[Saved entries]
===============
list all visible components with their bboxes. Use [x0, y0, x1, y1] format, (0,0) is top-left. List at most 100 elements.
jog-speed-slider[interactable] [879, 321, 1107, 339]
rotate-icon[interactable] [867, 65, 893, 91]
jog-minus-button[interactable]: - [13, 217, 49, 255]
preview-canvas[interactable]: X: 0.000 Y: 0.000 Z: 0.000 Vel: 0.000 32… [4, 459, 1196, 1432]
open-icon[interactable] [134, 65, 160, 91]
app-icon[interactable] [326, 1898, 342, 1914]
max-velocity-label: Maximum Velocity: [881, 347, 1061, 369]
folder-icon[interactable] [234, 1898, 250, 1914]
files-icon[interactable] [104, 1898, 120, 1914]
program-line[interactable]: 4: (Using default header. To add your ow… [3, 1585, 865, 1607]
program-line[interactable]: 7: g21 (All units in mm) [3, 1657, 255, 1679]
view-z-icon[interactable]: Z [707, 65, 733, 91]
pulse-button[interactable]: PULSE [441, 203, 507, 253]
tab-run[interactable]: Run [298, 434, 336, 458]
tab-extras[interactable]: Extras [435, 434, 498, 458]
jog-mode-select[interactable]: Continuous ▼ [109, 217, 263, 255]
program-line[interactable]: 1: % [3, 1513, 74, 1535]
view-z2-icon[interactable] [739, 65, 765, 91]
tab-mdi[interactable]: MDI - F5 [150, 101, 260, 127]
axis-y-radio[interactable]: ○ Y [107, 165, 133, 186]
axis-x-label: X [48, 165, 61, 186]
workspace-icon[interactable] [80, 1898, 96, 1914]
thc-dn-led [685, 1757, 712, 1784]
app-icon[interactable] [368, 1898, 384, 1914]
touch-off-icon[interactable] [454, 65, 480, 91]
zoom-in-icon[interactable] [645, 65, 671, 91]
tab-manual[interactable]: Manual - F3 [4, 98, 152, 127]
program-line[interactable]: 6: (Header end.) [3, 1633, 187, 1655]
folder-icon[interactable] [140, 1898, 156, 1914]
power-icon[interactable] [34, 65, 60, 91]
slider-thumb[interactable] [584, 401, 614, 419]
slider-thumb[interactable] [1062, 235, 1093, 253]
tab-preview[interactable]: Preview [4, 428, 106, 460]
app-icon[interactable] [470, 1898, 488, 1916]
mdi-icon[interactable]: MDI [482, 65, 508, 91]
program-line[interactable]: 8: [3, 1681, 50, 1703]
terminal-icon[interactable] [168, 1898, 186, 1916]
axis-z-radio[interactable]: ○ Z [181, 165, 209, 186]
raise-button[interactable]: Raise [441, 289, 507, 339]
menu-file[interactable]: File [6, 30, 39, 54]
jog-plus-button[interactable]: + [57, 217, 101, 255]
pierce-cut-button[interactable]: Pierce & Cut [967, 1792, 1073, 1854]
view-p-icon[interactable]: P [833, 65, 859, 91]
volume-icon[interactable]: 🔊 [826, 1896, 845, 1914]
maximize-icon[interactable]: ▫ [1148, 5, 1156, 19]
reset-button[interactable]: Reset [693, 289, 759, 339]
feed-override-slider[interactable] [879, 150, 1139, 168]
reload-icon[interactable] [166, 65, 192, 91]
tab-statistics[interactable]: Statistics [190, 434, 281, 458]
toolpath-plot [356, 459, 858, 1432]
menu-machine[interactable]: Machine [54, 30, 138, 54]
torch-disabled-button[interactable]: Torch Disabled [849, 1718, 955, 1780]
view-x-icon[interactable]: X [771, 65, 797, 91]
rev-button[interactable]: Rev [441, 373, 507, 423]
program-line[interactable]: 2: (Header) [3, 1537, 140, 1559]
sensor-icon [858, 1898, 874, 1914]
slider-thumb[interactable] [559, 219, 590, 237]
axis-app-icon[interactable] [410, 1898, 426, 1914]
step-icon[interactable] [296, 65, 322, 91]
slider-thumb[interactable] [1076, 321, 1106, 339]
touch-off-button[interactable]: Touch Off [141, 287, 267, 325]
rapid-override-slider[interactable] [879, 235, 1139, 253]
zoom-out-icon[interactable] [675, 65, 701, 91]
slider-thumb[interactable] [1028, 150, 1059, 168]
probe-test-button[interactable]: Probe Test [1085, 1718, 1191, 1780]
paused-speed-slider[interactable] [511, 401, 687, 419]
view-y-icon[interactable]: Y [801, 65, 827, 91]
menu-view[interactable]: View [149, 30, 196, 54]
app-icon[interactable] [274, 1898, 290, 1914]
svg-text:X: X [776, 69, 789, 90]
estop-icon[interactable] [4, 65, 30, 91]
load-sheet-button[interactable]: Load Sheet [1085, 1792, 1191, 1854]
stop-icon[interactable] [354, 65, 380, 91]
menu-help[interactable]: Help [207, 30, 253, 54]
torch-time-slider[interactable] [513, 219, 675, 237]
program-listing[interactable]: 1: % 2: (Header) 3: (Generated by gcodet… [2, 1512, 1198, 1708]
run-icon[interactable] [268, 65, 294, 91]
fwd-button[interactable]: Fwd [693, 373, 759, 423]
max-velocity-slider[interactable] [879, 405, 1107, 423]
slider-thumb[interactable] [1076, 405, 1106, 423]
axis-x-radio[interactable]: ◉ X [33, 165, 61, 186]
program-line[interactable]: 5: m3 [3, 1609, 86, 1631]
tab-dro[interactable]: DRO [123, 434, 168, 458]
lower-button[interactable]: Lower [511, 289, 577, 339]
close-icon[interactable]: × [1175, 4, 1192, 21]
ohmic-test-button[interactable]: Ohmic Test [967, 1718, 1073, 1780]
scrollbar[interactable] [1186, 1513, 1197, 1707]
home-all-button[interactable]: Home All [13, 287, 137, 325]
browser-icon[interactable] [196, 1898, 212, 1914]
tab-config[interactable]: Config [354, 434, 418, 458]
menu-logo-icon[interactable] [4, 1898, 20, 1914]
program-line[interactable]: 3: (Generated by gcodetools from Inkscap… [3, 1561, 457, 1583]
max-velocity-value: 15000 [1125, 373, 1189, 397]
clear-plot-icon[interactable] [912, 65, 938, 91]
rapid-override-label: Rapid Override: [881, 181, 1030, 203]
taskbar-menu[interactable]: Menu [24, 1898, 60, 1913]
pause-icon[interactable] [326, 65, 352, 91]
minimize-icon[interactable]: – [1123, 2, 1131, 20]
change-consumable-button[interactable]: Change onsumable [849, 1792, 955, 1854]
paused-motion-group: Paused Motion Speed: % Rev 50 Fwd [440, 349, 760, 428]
===============
■ **Instructions to follow**
Write out the data from its first line down to the line containing "program-line[interactable]: 8: [3, 1681, 50, 1703]", with both ends included.

■ **Full solution**
list all visible components with their bboxes. Use [x0, y0, x1, y1] format, (0,0) is top-left. List at most 100 elements.
jog-speed-slider[interactable] [879, 321, 1107, 339]
rotate-icon[interactable] [867, 65, 893, 91]
jog-minus-button[interactable]: - [13, 217, 49, 255]
preview-canvas[interactable]: X: 0.000 Y: 0.000 Z: 0.000 Vel: 0.000 32… [4, 459, 1196, 1432]
open-icon[interactable] [134, 65, 160, 91]
app-icon[interactable] [326, 1898, 342, 1914]
max-velocity-label: Maximum Velocity: [881, 347, 1061, 369]
folder-icon[interactable] [234, 1898, 250, 1914]
files-icon[interactable] [104, 1898, 120, 1914]
program-line[interactable]: 4: (Using default header. To add your ow… [3, 1585, 865, 1607]
program-line[interactable]: 7: g21 (All units in mm) [3, 1657, 255, 1679]
view-z-icon[interactable]: Z [707, 65, 733, 91]
pulse-button[interactable]: PULSE [441, 203, 507, 253]
tab-run[interactable]: Run [298, 434, 336, 458]
tab-extras[interactable]: Extras [435, 434, 498, 458]
jog-mode-select[interactable]: Continuous ▼ [109, 217, 263, 255]
program-line[interactable]: 1: % [3, 1513, 74, 1535]
view-z2-icon[interactable] [739, 65, 765, 91]
tab-mdi[interactable]: MDI - F5 [150, 101, 260, 127]
axis-y-radio[interactable]: ○ Y [107, 165, 133, 186]
axis-x-label: X [48, 165, 61, 186]
workspace-icon[interactable] [80, 1898, 96, 1914]
thc-dn-led [685, 1757, 712, 1784]
app-icon[interactable] [368, 1898, 384, 1914]
touch-off-icon[interactable] [454, 65, 480, 91]
zoom-in-icon[interactable] [645, 65, 671, 91]
tab-manual[interactable]: Manual - F3 [4, 98, 152, 127]
program-line[interactable]: 6: (Header end.) [3, 1633, 187, 1655]
folder-icon[interactable] [140, 1898, 156, 1914]
power-icon[interactable] [34, 65, 60, 91]
slider-thumb[interactable] [584, 401, 614, 419]
slider-thumb[interactable] [1062, 235, 1093, 253]
tab-preview[interactable]: Preview [4, 428, 106, 460]
app-icon[interactable] [470, 1898, 488, 1916]
mdi-icon[interactable]: MDI [482, 65, 508, 91]
program-line[interactable]: 8: [3, 1681, 50, 1703]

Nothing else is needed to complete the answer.